== DATA TO PROCESS ==
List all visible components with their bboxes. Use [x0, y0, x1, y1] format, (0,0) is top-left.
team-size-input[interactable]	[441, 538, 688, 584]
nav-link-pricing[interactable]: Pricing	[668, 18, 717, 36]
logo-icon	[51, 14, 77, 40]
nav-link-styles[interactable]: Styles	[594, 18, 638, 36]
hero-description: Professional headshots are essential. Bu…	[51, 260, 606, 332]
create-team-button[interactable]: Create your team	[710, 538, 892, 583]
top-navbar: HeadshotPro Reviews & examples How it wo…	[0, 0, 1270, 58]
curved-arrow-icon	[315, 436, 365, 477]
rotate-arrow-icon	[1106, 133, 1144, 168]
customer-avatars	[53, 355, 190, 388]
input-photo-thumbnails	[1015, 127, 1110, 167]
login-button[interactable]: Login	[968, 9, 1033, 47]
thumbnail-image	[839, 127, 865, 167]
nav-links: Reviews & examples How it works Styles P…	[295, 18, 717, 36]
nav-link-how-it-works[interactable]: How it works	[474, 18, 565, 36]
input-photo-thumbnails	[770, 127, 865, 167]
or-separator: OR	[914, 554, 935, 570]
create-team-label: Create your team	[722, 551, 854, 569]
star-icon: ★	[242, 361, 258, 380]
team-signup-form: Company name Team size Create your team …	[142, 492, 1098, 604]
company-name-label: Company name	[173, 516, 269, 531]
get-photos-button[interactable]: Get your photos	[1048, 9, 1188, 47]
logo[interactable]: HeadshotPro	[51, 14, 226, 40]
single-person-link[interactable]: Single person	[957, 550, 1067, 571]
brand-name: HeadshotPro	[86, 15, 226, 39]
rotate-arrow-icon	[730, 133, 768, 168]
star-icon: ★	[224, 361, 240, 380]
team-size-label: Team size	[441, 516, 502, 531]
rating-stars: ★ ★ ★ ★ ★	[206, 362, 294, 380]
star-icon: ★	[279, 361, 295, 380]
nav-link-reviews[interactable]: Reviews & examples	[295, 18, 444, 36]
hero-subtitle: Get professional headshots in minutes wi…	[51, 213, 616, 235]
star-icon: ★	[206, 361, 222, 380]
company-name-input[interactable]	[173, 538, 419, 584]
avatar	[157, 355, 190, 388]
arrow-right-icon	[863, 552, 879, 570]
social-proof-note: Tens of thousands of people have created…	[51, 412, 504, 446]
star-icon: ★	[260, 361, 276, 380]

== WORK TO COMPLETE ==
Copy the entries above line for line, with no changes.

== THE RESULT ==
List all visible components with their bboxes. Use [x0, y0, x1, y1] format, (0,0) is top-left.
team-size-input[interactable]	[441, 538, 688, 584]
nav-link-pricing[interactable]: Pricing	[668, 18, 717, 36]
logo-icon	[51, 14, 77, 40]
nav-link-styles[interactable]: Styles	[594, 18, 638, 36]
hero-description: Professional headshots are essential. Bu…	[51, 260, 606, 332]
create-team-button[interactable]: Create your team	[710, 538, 892, 583]
top-navbar: HeadshotPro Reviews & examples How it wo…	[0, 0, 1270, 58]
curved-arrow-icon	[315, 436, 365, 477]
rotate-arrow-icon	[1106, 133, 1144, 168]
customer-avatars	[53, 355, 190, 388]
input-photo-thumbnails	[1015, 127, 1110, 167]
login-button[interactable]: Login	[968, 9, 1033, 47]
thumbnail-image	[839, 127, 865, 167]
nav-links: Reviews & examples How it works Styles P…	[295, 18, 717, 36]
nav-link-how-it-works[interactable]: How it works	[474, 18, 565, 36]
input-photo-thumbnails	[770, 127, 865, 167]
or-separator: OR	[914, 554, 935, 570]
create-team-label: Create your team	[722, 551, 854, 569]
star-icon: ★	[242, 361, 258, 380]
team-signup-form: Company name Team size Create your team …	[142, 492, 1098, 604]
company-name-label: Company name	[173, 516, 269, 531]
get-photos-button[interactable]: Get your photos	[1048, 9, 1188, 47]
logo[interactable]: HeadshotPro	[51, 14, 226, 40]
single-person-link[interactable]: Single person	[957, 550, 1067, 571]
brand-name: HeadshotPro	[86, 15, 226, 39]
rotate-arrow-icon	[730, 133, 768, 168]
star-icon: ★	[224, 361, 240, 380]
team-size-label: Team size	[441, 516, 502, 531]
rating-stars: ★ ★ ★ ★ ★	[206, 362, 294, 380]
star-icon: ★	[279, 361, 295, 380]
nav-link-reviews[interactable]: Reviews & examples	[295, 18, 444, 36]
hero-subtitle: Get professional headshots in minutes wi…	[51, 213, 616, 235]
star-icon: ★	[206, 361, 222, 380]
company-name-input[interactable]	[173, 538, 419, 584]
avatar	[157, 355, 190, 388]
arrow-right-icon	[863, 552, 879, 570]
social-proof-note: Tens of thousands of people have created…	[51, 412, 504, 446]
star-icon: ★	[260, 361, 276, 380]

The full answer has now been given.